> [Instructions for the task]: Look through the material below. Copy each line that contains the string "semper".

* Begin Records provided *

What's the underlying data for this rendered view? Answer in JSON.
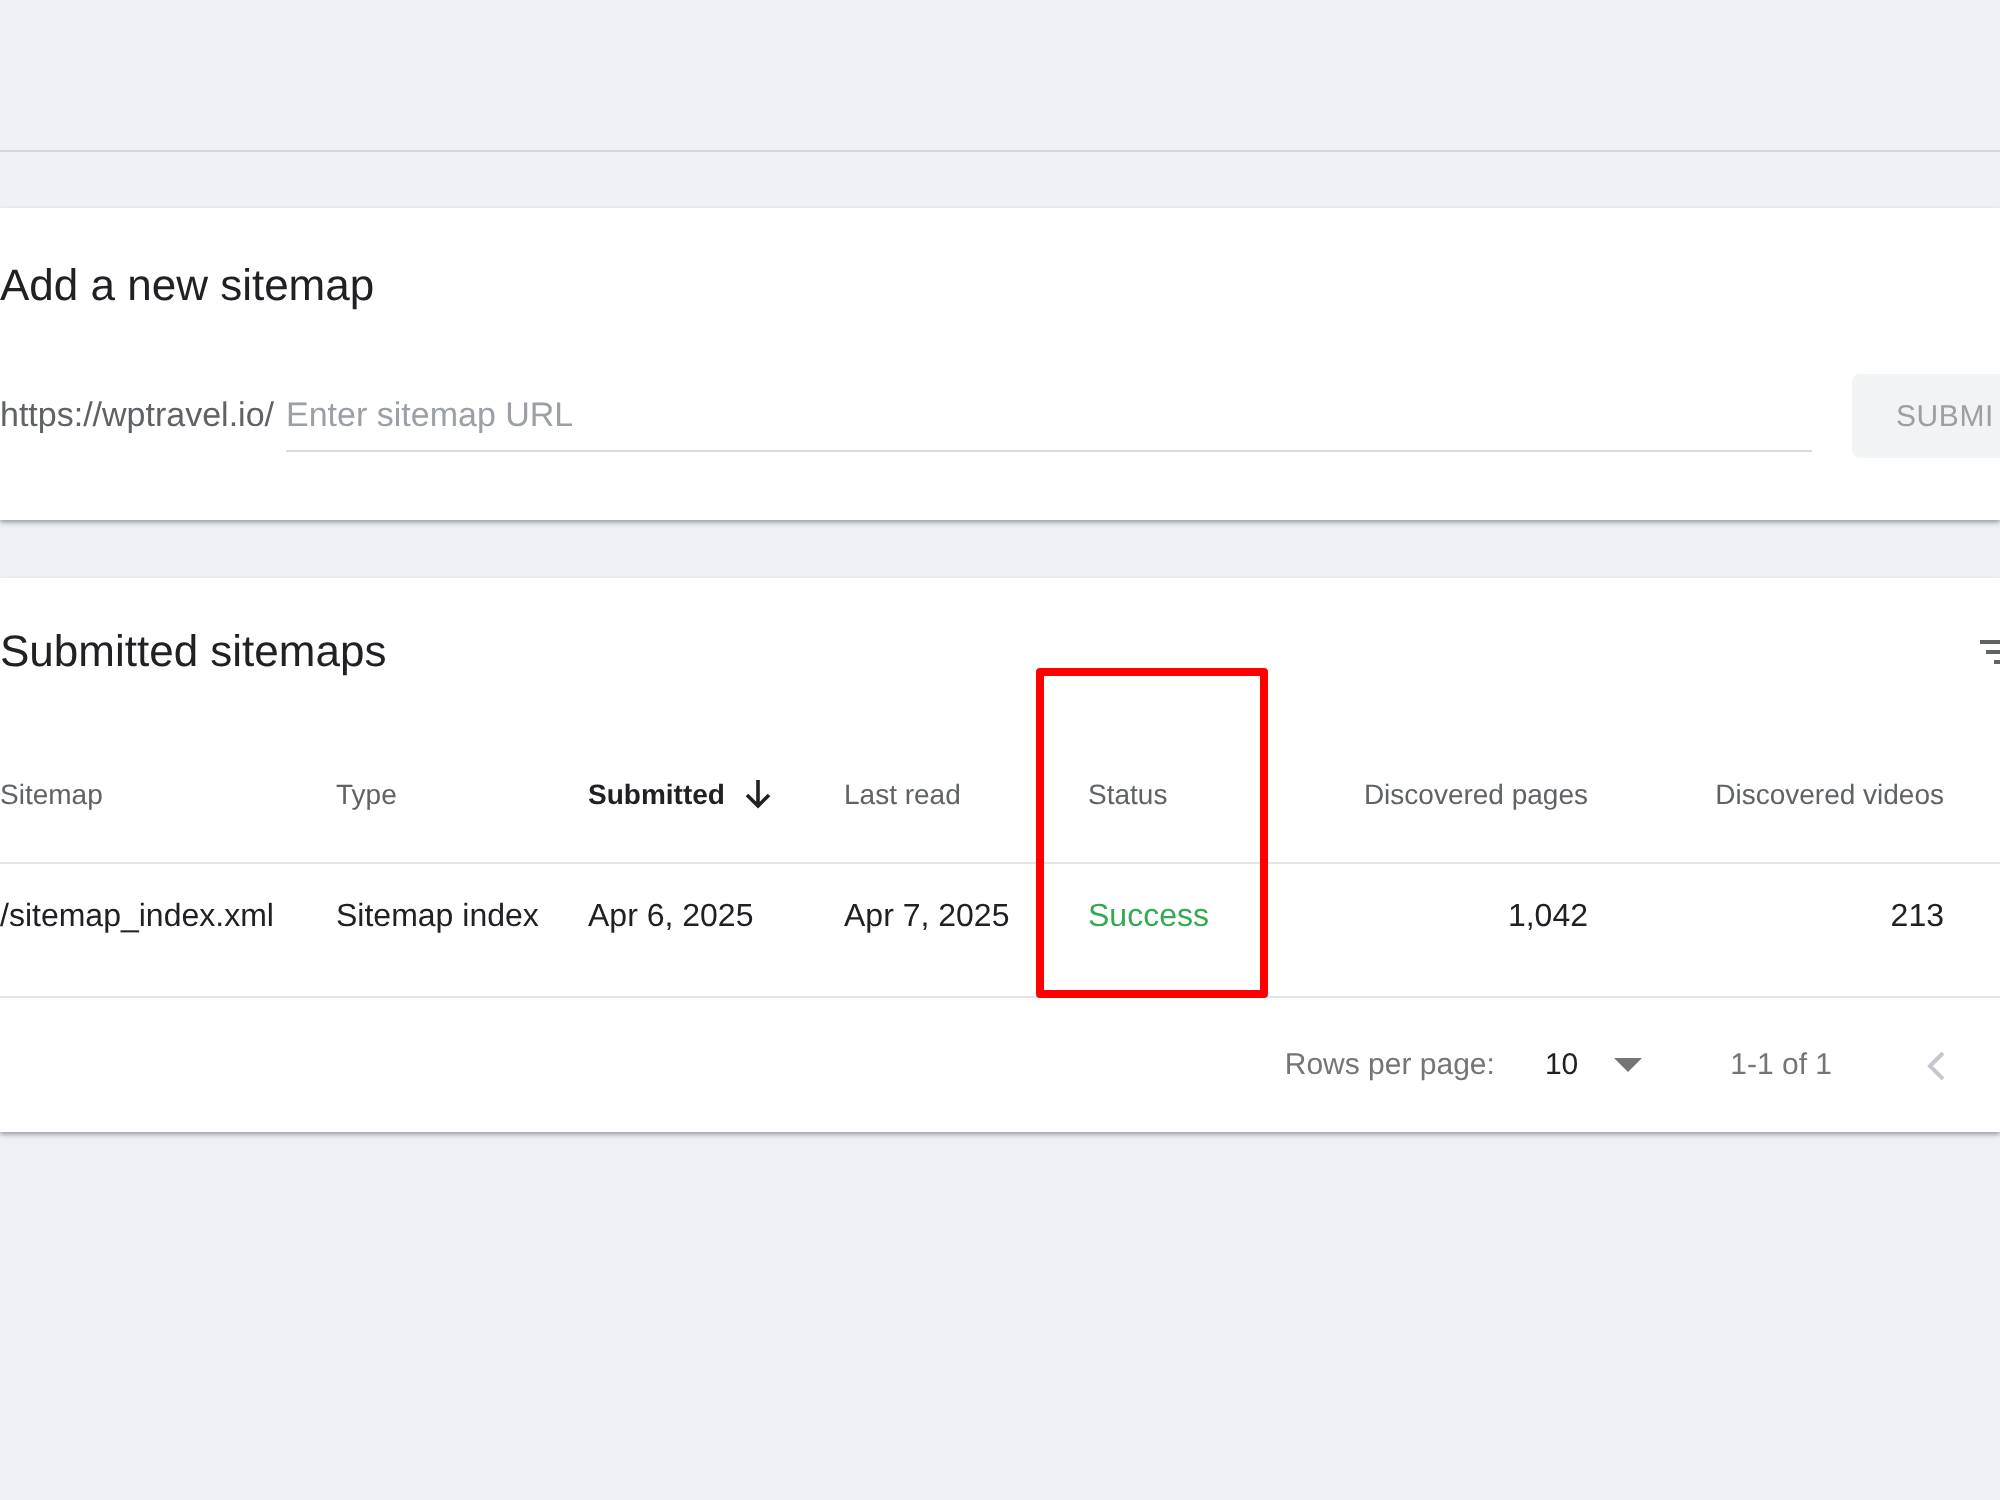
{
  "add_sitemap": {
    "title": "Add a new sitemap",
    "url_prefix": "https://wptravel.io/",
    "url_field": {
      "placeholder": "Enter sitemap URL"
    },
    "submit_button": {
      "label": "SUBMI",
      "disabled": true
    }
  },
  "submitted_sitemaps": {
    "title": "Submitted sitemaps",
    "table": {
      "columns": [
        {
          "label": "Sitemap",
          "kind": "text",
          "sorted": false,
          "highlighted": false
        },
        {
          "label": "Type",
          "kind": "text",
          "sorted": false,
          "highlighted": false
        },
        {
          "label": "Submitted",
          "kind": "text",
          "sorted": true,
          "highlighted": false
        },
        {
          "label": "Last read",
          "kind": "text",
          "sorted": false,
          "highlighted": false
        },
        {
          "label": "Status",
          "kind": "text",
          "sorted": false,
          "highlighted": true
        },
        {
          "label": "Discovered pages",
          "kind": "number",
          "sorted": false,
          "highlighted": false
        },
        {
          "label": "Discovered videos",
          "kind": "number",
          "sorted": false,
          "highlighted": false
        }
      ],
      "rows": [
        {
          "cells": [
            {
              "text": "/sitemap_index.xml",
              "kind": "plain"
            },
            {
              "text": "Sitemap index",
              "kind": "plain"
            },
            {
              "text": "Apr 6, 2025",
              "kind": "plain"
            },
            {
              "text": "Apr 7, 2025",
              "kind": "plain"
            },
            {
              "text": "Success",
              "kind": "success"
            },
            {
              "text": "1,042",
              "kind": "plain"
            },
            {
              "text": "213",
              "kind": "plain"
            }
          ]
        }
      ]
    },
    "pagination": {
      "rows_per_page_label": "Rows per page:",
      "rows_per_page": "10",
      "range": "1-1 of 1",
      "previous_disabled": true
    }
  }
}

* End Records provided *
* Begin Records provided *

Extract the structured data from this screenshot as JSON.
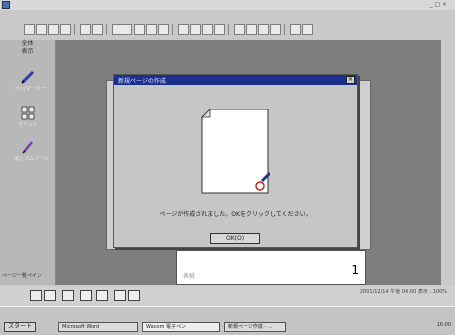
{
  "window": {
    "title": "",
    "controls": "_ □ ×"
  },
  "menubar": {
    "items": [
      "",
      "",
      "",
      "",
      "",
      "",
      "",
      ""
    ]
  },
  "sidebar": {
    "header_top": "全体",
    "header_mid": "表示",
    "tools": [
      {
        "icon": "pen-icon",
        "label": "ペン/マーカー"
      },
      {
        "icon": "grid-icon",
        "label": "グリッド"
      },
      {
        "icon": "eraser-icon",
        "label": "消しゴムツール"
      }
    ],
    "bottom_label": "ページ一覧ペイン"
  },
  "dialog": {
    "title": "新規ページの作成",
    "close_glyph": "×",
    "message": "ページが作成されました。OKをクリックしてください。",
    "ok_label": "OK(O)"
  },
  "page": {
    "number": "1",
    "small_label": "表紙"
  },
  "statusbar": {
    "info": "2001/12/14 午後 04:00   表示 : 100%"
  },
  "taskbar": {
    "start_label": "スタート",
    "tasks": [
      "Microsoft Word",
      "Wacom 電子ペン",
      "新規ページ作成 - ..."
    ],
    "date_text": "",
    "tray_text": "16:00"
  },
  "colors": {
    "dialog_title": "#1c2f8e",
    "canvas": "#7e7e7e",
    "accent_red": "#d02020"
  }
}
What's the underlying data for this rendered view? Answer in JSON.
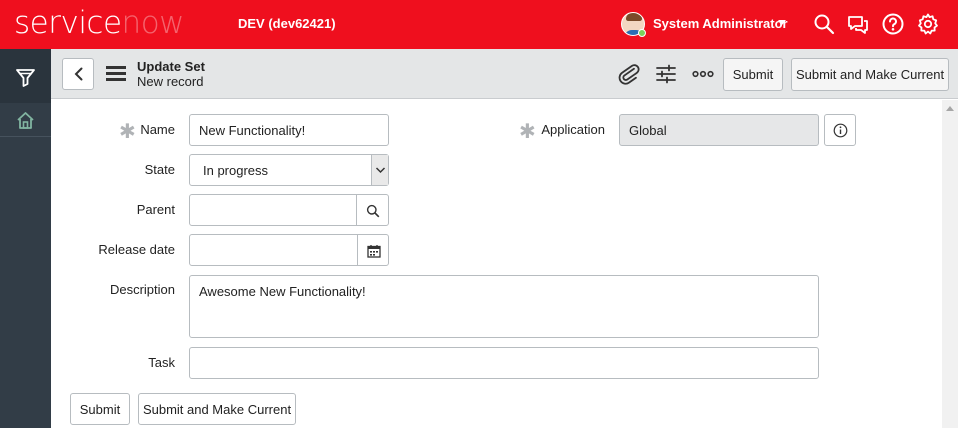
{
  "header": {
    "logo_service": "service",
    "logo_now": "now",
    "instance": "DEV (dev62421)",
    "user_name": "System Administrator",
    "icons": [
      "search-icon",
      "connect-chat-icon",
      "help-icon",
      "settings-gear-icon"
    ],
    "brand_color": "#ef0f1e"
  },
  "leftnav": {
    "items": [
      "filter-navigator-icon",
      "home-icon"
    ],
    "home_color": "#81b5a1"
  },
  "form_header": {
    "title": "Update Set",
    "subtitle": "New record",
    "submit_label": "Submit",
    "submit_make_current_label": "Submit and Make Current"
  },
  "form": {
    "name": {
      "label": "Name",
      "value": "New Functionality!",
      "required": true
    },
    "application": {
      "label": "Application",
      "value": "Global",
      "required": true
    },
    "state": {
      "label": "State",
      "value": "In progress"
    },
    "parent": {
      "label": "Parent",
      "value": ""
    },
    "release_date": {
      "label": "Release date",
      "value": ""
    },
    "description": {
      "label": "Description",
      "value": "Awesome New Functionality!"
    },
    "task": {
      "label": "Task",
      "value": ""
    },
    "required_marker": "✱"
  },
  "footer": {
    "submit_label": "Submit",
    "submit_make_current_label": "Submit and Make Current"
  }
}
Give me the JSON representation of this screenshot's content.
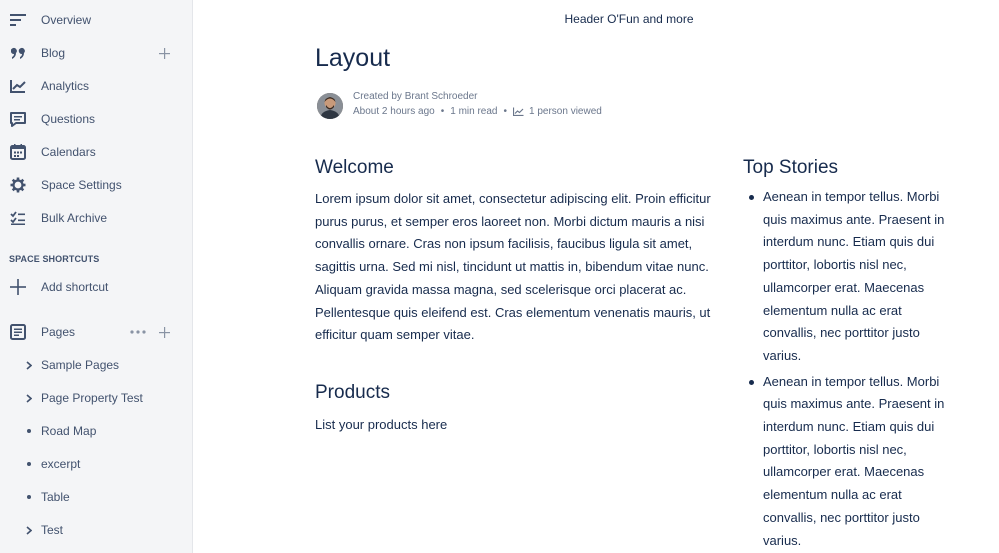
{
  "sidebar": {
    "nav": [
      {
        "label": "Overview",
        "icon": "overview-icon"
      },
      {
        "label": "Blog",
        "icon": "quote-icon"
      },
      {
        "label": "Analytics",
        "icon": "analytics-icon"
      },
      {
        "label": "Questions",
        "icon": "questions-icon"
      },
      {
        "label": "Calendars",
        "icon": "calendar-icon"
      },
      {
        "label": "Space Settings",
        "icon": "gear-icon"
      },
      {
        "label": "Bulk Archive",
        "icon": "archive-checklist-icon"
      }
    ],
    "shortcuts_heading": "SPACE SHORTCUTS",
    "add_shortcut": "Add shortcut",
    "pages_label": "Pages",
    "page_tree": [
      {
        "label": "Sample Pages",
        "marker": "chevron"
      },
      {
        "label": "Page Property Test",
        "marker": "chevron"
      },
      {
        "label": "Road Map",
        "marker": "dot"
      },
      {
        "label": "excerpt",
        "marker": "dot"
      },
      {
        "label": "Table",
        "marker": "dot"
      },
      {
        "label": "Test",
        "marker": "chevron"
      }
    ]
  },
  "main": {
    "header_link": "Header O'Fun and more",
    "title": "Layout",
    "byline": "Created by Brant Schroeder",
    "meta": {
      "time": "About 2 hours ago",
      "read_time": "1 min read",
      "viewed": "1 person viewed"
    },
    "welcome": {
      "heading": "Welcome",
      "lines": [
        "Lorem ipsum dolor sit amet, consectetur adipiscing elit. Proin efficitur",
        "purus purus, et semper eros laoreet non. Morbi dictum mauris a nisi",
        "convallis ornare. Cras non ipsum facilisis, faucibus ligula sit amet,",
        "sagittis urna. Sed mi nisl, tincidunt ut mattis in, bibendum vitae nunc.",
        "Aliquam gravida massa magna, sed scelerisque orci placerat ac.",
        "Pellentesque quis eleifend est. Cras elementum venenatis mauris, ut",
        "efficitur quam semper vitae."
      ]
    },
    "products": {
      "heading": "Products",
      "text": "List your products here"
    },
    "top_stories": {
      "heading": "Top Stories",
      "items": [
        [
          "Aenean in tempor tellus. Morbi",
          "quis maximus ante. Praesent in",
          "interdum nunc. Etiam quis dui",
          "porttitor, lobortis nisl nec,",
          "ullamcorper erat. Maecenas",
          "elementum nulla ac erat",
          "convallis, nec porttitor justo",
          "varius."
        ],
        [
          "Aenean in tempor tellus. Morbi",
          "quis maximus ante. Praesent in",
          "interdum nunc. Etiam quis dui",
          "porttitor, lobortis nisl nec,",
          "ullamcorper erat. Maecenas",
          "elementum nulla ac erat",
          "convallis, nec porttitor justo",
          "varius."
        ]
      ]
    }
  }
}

* End Records provided *

> [Expected output]:
        "purus purus, et semper eros laoreet non. Morbi dictum mauris a nisi",
        "efficitur quam semper vitae."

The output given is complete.